* _Problems to solve_:
a – In the text on the four stages of prayer, why can noticing a roadrunner scurry across the road count as the second stage? Answer in one to three sentences.
b – Continue the text on the four stages of prayer, starting after its final line.

* _Text passage_:

┌──

Everyone needs and inner room, a place where you are with God and God alone. There is really only one way and that is by way of the prayer of quiet. You might begin by learning about centering prayer as taught by Fr. Thomas Keating, Cynthia Bourgeault or David Frenette, or meditation as taught by James Findlay and others.

 

There are four stages of prayer:

 

First: We speak, God listens. Oratio.

 

This would encompass all forms of prayer in words whether read aloud or quietly, or called to mind and recited either internally or externally. May include prayers of petition, thanksgiving, praise, forgiveness, etc.

 

Second: God speaks, we listen

 

. This would encompass reading and reflecting upon God’s word whether it be written as in scripture or as it is found in nature. This may lead to what westerners refer to as meditation, (meditatio) but not necessarily. At its best, this prayer is a meditation on the Word God is speaking to me at this moment. It may be as simple as noticing a roadrunner scurry across the road and reflecting upon the message the creature is bringing to me. It typically refers to taking a short scriptural passage and ruminating upon it until it breaks open.

 

Third: No one speaks, both listen.

└──

* _Dataset content_:
┌──

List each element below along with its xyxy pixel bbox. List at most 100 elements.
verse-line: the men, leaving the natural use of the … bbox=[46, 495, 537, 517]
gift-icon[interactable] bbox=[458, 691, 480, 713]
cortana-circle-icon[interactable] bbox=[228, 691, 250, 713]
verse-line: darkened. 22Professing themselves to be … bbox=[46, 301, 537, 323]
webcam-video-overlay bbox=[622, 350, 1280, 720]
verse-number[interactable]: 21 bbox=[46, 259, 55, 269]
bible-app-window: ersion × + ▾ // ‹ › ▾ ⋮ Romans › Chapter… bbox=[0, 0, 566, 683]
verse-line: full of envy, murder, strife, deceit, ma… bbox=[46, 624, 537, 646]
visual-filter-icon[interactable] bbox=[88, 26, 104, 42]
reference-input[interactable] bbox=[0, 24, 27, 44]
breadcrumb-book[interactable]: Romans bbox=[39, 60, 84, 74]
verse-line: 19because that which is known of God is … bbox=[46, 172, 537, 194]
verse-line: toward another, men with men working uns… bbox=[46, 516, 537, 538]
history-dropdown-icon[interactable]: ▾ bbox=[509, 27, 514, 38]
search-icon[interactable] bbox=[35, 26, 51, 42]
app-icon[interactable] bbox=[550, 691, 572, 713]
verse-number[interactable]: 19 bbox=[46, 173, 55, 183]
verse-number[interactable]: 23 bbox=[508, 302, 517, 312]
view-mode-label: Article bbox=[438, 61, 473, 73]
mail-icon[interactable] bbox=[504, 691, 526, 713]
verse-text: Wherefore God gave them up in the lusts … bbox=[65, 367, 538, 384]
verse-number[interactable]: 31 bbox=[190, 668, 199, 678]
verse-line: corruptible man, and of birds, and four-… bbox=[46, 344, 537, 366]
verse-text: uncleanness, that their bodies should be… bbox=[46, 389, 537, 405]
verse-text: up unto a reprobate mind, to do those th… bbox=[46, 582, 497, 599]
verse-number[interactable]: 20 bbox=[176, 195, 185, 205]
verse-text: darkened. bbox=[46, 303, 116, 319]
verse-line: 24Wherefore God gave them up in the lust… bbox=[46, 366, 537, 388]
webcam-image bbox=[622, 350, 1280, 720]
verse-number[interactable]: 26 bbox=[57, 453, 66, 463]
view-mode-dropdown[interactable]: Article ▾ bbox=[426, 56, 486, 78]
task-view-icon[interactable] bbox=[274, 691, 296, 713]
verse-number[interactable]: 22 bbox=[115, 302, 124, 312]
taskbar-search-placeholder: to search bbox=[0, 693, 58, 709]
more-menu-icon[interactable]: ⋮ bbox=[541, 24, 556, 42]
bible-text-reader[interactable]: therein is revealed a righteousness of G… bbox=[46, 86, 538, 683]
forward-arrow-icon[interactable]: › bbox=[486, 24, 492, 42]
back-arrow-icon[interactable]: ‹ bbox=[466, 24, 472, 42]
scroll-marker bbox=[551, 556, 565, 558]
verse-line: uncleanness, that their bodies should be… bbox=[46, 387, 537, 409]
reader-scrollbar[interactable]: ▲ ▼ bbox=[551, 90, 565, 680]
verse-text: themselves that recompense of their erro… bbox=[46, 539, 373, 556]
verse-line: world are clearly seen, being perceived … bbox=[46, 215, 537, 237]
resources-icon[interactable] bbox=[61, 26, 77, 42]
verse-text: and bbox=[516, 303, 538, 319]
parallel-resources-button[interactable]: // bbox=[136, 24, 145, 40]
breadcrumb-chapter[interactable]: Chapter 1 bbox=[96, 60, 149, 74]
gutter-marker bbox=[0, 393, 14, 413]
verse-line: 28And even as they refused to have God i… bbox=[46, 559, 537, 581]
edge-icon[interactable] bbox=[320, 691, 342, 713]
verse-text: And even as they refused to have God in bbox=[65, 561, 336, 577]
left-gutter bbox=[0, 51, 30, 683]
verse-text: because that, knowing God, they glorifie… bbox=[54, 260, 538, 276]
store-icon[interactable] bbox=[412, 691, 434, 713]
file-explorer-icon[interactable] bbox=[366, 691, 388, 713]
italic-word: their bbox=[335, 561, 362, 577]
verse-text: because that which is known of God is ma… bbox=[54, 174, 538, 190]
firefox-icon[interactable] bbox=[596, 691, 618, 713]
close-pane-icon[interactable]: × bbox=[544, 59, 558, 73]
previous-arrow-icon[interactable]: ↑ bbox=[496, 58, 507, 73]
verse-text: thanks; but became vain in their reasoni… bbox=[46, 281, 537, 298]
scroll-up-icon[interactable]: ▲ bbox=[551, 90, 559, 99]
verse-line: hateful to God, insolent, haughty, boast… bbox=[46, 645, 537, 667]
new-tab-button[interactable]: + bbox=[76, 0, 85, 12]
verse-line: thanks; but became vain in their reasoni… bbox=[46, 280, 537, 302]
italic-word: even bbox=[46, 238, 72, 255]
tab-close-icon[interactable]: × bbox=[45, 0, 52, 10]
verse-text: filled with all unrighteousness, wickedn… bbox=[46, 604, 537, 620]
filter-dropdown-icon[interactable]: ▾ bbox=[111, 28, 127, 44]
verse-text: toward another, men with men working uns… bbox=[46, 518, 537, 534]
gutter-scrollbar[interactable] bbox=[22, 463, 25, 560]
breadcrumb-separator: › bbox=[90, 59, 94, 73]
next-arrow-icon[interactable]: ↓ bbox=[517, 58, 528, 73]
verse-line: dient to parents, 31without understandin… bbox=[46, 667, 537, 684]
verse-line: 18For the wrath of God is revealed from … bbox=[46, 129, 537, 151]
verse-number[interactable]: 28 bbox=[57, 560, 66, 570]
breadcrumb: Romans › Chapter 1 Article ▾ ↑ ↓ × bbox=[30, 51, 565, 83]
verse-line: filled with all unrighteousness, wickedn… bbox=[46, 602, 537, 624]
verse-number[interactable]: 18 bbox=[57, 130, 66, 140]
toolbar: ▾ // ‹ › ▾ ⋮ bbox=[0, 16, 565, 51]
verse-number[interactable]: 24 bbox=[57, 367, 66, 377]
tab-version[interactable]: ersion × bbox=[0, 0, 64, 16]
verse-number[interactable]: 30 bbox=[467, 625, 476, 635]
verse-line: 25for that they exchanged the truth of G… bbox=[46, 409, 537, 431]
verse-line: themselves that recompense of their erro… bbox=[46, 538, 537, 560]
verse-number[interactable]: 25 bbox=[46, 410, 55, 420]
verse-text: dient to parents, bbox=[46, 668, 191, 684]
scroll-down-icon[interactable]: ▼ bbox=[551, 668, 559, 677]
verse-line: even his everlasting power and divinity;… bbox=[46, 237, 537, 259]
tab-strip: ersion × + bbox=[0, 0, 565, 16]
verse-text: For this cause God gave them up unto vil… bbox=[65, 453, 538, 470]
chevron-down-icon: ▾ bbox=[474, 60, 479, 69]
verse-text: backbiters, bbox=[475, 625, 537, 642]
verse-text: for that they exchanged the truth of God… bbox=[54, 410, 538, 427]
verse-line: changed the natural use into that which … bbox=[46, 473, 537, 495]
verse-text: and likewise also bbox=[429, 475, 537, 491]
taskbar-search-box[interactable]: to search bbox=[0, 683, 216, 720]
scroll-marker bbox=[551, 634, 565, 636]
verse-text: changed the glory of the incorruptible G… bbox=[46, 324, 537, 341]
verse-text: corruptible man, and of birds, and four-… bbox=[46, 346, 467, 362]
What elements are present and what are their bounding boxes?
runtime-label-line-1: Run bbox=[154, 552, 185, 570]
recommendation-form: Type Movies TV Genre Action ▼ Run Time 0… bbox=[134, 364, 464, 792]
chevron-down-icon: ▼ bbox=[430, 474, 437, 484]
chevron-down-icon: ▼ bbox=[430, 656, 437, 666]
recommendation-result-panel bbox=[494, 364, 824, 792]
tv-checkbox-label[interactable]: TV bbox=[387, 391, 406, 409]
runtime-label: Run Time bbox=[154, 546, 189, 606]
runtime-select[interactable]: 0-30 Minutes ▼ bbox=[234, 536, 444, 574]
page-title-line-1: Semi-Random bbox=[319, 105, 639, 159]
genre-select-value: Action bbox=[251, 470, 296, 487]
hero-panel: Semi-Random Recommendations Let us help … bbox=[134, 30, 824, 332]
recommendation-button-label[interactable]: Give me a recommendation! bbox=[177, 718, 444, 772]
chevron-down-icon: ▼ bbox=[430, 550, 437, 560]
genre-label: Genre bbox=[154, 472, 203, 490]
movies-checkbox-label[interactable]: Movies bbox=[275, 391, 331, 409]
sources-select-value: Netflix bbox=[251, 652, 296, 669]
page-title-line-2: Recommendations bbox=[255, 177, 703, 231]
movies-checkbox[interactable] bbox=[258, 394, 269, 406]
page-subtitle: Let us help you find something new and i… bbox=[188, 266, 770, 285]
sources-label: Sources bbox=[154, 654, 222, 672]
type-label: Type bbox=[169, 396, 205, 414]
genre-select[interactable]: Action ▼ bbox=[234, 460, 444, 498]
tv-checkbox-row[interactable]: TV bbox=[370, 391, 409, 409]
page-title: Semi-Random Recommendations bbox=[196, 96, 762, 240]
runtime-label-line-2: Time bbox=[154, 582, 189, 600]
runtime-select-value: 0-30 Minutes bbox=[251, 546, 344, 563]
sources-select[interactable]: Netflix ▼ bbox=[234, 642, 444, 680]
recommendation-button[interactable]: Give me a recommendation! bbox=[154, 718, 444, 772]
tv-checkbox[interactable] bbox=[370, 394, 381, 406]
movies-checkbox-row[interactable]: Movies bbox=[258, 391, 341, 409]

└──

* _Exercise results_:
a – The second stage covers reading and reflecting on God's word, whether it is written in scripture or found in nature. Seeing the roadrunner and reflecting on the message the creature brings is a way of listening to that word.

b –
This is the beginning of the prayer that leads to the inner room. Centering prayer fits this description as the purpose of this prayer is to gently, ever so gently, let go, repeatedly if need be, of thoughts while resting in the space between the thoughts. This is a prayer of letting go of the reigns, so to speak. One is open, receptively waiting upon the presence and action of the Holy One, without expectation. Be stll and know that I am God. We are not listening for any particular messages, in fact, all thoughts and feelings are released the moment we become aware that we have been carried away by them. We are simply being present to one another.

 

Fourth: No one speaks, no one listens. Silence.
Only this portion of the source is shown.